- _EXTRACTED RECORDS_:
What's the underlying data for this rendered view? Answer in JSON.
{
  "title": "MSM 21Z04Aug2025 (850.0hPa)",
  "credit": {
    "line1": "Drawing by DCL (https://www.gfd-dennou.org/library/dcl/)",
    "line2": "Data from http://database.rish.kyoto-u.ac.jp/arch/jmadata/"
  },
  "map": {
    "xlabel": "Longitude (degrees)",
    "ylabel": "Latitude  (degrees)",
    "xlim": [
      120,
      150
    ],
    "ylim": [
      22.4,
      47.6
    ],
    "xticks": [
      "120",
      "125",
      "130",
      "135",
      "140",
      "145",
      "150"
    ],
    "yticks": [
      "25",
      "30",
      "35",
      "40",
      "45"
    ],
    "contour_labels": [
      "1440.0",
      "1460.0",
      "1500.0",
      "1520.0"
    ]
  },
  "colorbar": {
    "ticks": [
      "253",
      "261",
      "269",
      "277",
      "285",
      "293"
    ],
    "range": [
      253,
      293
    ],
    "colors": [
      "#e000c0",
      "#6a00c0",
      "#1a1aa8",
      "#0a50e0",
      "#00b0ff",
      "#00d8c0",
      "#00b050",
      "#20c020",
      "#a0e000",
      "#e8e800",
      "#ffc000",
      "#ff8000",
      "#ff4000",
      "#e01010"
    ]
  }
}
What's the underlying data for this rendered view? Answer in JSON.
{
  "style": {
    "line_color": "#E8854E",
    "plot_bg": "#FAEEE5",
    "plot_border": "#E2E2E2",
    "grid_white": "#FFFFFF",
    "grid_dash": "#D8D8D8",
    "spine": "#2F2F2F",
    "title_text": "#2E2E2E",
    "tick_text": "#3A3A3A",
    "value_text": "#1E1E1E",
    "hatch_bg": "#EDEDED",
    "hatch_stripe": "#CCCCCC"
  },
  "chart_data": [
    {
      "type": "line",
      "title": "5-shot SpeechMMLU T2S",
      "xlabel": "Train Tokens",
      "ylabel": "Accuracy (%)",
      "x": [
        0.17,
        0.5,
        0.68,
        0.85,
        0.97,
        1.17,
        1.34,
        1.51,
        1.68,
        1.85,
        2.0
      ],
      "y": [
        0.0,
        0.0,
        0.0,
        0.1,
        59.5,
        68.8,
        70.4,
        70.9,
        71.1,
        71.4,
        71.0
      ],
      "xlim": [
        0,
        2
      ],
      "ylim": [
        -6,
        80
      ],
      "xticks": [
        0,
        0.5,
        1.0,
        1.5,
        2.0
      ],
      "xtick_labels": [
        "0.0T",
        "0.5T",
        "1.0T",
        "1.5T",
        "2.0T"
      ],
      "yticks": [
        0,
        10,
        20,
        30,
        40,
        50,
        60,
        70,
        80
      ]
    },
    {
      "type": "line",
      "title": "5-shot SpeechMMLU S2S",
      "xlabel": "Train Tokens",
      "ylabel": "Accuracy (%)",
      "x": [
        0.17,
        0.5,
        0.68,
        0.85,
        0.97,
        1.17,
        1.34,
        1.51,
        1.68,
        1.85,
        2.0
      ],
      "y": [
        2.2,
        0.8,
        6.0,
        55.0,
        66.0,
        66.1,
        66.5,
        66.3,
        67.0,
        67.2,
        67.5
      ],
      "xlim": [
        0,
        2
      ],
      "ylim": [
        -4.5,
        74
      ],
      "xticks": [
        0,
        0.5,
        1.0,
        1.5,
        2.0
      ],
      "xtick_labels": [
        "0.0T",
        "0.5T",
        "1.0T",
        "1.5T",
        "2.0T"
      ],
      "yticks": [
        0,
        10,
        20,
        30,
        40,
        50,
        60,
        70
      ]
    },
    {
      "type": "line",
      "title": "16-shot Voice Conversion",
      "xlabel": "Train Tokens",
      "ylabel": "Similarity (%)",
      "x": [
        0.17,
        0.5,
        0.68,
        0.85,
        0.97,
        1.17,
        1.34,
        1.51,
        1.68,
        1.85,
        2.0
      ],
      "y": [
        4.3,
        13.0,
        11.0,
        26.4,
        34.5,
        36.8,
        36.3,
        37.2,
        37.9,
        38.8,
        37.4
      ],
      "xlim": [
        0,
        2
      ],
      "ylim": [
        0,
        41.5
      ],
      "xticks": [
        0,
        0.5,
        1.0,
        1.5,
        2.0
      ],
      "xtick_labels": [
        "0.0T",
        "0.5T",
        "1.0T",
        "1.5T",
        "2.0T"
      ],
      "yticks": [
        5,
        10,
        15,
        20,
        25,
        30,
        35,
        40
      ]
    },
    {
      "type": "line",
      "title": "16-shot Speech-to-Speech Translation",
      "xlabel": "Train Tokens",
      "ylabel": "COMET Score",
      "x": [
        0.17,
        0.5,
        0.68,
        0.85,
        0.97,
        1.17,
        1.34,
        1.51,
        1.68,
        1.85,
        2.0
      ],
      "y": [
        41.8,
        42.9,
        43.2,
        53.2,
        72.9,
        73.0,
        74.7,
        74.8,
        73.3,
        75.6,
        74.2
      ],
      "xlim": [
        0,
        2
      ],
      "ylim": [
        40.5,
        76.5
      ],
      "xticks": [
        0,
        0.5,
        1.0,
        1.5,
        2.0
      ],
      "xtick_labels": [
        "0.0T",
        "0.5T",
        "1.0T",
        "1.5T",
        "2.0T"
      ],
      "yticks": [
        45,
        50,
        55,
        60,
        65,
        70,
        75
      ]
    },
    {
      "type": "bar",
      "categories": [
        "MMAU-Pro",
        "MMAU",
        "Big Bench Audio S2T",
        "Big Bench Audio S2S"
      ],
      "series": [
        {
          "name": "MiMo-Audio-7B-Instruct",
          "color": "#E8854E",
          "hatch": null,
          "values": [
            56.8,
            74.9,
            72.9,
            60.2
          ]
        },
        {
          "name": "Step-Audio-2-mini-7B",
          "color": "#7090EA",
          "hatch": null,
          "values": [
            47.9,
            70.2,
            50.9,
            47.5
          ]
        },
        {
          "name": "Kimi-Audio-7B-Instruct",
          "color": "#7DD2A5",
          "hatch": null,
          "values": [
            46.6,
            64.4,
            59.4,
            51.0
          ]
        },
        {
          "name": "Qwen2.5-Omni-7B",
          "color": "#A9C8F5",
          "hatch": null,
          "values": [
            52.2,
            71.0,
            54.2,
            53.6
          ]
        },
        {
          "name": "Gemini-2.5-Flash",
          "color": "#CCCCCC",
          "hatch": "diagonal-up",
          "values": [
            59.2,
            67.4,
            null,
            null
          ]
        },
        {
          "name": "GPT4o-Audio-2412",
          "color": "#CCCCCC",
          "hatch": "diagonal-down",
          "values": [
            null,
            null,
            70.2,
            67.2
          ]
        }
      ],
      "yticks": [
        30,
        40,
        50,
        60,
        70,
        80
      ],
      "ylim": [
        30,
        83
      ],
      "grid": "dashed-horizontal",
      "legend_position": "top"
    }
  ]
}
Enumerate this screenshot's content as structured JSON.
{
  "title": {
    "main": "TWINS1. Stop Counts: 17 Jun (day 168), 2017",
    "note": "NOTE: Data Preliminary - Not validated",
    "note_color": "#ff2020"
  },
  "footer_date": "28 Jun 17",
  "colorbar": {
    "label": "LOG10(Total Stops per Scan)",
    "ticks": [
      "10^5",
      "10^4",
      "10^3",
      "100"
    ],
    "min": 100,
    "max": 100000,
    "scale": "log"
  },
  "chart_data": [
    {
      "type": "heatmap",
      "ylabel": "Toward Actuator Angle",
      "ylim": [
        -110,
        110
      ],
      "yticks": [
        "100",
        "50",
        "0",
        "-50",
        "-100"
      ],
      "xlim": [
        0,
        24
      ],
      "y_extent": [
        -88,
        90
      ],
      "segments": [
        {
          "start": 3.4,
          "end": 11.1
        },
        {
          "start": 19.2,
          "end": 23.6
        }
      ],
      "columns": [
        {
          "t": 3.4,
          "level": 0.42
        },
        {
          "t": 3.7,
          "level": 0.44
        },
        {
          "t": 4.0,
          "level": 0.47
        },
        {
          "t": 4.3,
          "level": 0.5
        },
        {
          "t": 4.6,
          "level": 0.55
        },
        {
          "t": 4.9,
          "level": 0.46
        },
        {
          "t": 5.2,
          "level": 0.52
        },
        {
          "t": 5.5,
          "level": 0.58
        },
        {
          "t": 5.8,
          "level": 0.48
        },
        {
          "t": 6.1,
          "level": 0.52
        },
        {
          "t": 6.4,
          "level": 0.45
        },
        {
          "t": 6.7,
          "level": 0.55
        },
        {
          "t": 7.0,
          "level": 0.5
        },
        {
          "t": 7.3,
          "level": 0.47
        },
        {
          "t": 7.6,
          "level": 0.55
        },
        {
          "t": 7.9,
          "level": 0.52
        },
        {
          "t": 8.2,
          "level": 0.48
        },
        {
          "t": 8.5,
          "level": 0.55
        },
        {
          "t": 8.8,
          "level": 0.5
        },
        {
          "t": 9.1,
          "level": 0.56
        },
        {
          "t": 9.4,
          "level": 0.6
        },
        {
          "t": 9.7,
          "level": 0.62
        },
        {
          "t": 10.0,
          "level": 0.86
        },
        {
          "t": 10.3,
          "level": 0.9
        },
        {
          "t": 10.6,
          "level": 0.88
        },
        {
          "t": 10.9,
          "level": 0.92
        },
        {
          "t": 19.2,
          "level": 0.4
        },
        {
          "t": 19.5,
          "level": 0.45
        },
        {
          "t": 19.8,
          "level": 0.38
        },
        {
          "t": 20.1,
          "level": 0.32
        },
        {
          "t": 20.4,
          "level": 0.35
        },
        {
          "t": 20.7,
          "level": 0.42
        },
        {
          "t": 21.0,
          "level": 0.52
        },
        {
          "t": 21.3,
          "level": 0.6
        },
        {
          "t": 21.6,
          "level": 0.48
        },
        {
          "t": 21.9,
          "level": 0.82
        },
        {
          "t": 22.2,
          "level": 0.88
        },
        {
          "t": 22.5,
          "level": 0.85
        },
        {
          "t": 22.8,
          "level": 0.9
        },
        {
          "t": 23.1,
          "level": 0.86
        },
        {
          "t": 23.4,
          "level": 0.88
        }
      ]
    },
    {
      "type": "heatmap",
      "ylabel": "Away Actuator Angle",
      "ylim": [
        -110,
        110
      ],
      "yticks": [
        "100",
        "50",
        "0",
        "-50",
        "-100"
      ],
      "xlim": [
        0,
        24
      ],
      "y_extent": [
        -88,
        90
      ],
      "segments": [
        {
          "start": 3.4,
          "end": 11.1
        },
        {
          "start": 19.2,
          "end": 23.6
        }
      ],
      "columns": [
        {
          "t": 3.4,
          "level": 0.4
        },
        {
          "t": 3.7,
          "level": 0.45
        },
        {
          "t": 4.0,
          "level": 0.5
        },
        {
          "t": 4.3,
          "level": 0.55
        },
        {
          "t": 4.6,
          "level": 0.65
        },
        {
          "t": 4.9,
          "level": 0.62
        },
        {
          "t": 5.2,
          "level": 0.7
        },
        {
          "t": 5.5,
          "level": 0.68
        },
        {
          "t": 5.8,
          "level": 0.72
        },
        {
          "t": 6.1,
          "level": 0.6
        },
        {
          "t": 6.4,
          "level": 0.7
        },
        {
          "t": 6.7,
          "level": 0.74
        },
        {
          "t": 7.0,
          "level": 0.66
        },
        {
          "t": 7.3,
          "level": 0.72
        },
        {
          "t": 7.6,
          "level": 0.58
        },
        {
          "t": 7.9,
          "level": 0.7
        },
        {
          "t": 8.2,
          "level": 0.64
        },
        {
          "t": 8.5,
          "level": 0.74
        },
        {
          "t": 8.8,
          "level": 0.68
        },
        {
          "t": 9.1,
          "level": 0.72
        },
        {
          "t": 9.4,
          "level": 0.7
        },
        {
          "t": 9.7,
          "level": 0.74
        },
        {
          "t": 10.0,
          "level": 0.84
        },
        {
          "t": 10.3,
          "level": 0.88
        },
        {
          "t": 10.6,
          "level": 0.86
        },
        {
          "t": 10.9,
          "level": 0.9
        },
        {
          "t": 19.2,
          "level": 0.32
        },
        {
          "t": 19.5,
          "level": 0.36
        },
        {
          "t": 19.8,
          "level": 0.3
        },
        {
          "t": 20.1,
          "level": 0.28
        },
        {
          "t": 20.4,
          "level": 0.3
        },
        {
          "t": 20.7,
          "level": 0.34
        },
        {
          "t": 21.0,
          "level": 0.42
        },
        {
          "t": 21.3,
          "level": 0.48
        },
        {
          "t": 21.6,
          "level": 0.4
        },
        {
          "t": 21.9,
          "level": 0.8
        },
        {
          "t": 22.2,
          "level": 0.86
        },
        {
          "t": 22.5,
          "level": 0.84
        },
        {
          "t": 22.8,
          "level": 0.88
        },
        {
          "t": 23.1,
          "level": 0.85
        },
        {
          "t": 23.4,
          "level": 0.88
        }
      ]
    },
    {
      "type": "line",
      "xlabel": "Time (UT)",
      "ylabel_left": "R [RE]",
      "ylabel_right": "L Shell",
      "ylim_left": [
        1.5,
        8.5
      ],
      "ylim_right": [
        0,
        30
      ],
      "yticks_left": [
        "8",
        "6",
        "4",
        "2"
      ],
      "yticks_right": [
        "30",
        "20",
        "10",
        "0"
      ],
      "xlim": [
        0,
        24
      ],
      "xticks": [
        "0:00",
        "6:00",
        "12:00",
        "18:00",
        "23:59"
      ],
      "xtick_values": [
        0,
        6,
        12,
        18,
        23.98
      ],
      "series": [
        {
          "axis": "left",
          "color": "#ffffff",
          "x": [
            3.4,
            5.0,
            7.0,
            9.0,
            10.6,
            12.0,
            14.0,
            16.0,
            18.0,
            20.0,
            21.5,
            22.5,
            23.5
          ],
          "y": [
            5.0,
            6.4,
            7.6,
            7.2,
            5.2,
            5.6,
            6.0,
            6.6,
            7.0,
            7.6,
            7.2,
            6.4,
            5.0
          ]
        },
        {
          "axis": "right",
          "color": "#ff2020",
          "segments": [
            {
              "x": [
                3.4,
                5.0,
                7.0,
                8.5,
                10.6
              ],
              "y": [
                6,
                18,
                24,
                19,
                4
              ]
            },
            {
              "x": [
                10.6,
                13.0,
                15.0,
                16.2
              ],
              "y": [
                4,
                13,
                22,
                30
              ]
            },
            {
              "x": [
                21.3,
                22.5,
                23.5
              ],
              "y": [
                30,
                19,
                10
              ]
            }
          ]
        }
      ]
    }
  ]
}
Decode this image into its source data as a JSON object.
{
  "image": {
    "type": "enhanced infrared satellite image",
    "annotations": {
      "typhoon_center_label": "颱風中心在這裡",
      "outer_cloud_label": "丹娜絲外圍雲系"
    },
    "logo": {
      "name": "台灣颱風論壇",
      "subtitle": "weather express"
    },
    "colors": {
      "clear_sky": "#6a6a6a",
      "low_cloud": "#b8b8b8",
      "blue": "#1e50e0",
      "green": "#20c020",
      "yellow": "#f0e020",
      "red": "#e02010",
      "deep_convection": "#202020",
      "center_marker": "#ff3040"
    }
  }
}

- _EXERCISE BRIEF_:
Find the string "Actuator" in the entries above and return each line that holds it.

- _ANSWER TO THIS PROBLEM_:
      "ylabel": "Toward Actuator Angle",
      "ylabel": "Away Actuator Angle",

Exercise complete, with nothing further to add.